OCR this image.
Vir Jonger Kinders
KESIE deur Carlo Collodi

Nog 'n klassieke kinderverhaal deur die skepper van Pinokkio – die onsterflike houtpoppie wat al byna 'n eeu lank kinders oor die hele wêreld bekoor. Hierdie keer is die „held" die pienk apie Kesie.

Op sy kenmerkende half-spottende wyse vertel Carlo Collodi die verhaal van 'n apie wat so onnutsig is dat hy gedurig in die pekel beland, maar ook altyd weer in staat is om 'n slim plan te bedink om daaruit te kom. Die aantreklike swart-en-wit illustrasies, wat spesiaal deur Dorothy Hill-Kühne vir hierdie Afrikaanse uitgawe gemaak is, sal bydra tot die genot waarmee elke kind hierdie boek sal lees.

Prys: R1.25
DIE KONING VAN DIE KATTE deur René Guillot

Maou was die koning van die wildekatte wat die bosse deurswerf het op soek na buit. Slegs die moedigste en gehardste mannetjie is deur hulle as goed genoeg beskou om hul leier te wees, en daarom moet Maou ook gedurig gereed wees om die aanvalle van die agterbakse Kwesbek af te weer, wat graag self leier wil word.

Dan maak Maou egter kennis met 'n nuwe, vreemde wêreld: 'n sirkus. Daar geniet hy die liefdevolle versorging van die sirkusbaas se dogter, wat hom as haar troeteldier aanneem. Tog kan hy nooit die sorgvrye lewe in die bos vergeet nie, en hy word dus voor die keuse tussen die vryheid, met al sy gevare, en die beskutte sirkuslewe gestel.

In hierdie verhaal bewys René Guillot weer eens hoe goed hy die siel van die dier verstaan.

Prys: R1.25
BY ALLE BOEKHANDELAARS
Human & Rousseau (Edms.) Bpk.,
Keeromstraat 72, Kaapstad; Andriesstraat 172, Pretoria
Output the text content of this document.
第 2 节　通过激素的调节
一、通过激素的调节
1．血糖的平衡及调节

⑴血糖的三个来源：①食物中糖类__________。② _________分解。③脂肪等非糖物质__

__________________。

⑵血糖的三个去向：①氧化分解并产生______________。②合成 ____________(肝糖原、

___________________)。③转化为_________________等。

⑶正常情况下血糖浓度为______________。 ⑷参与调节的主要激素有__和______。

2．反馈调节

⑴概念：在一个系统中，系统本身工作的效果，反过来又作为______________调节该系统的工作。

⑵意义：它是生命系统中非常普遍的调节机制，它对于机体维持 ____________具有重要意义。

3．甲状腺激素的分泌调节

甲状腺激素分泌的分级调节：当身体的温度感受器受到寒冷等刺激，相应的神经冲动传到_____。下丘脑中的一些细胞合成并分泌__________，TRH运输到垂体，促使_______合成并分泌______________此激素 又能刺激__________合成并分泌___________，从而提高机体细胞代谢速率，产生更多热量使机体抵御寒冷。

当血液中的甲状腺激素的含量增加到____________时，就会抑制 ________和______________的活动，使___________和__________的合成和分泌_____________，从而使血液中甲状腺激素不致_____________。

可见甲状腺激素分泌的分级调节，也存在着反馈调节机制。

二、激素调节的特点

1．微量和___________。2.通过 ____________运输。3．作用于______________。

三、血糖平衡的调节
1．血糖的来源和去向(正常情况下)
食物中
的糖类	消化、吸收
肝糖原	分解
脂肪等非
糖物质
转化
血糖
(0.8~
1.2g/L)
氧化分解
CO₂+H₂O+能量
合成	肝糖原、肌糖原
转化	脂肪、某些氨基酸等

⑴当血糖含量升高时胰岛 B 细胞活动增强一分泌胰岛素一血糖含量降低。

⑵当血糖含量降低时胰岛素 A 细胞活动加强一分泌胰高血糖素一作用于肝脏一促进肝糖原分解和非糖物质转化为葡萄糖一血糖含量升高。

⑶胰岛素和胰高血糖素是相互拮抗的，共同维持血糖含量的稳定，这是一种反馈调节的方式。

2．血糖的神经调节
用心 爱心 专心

= = = = =

* [YOUR OBJECTIVE]: Reproduce the data in its entirety, matching each character.

* [ANSWER TO THE EXERCISE]:
OCR this image.
Vir Jonger Kinders
KESIE deur Carlo Collodi

Nog 'n klassieke kinderverhaal deur die skepper van Pinokkio – die onsterflike houtpoppie wat al byna 'n eeu lank kinders oor die hele wêreld bekoor. Hierdie keer is die „held" die pienk apie Kesie.

Op sy kenmerkende half-spottende wyse vertel Carlo Collodi die verhaal van 'n apie wat so onnutsig is dat hy gedurig in die pekel beland, maar ook altyd weer in staat is om 'n slim plan te bedink om daaruit te kom. Die aantreklike swart-en-wit illustrasies, wat spesiaal deur Dorothy Hill-Kühne vir hierdie Afrikaanse uitgawe gemaak is, sal bydra tot die genot waarmee elke kind hierdie boek sal lees.

Prys: R1.25
DIE KONING VAN DIE KATTE deur René Guillot

Maou was die koning van die wildekatte wat die bosse deurswerf het op soek na buit. Slegs die moedigste en gehardste mannetjie is deur hulle as goed genoeg beskou om hul leier te wees, en daarom moet Maou ook gedurig gereed wees om die aanvalle van die agterbakse Kwesbek af te weer, wat graag self leier wil word.

Dan maak Maou egter kennis met 'n nuwe, vreemde wêreld: 'n sirkus. Daar geniet hy die liefdevolle versorging van die sirkusbaas se dogter, wat hom as haar troeteldier aanneem. Tog kan hy nooit die sorgvrye lewe in die bos vergeet nie, en hy word dus voor die keuse tussen die vryheid, met al sy gevare, en die beskutte sirkuslewe gestel.

In hierdie verhaal bewys René Guillot weer eens hoe goed hy die siel van die dier verstaan.

Prys: R1.25
BY ALLE BOEKHANDELAARS
Human & Rousseau (Edms.) Bpk.,
Keeromstraat 72, Kaapstad; Andriesstraat 172, Pretoria
Output the text content of this document.
第 2 节　通过激素的调节
一、通过激素的调节
1．血糖的平衡及调节

⑴血糖的三个来源：①食物中糖类__________。② _________分解。③脂肪等非糖物质__

__________________。

⑵血糖的三个去向：①氧化分解并产生______________。②合成 ____________(肝糖原、

___________________)。③转化为_________________等。

⑶正常情况下血糖浓度为______________。 ⑷参与调节的主要激素有__和______。

2．反馈调节

⑴概念：在一个系统中，系统本身工作的效果，反过来又作为______________调节该系统的工作。

⑵意义：它是生命系统中非常普遍的调节机制，它对于机体维持 ____________具有重要意义。

3．甲状腺激素的分泌调节

甲状腺激素分泌的分级调节：当身体的温度感受器受到寒冷等刺激，相应的神经冲动传到_____。下丘脑中的一些细胞合成并分泌__________，TRH运输到垂体，促使_______合成并分泌______________此激素 又能刺激__________合成并分泌___________，从而提高机体细胞代谢速率，产生更多热量使机体抵御寒冷。

当血液中的甲状腺激素的含量增加到____________时，就会抑制 ________和______________的活动，使___________和__________的合成和分泌_____________，从而使血液中甲状腺激素不致_____________。

可见甲状腺激素分泌的分级调节，也存在着反馈调节机制。

二、激素调节的特点

1．微量和___________。2.通过 ____________运输。3．作用于______________。

三、血糖平衡的调节
1．血糖的来源和去向(正常情况下)
食物中
的糖类	消化、吸收
肝糖原	分解
脂肪等非
糖物质
转化
血糖
(0.8~
1.2g/L)
氧化分解
CO₂+H₂O+能量
合成	肝糖原、肌糖原
转化	脂肪、某些氨基酸等

⑴当血糖含量升高时胰岛 B 细胞活动增强一分泌胰岛素一血糖含量降低。

⑵当血糖含量降低时胰岛素 A 细胞活动加强一分泌胰高血糖素一作用于肝脏一促进肝糖原分解和非糖物质转化为葡萄糖一血糖含量升高。

⑶胰岛素和胰高血糖素是相互拮抗的，共同维持血糖含量的稳定，这是一种反馈调节的方式。

2．血糖的神经调节
用心 爱心 专心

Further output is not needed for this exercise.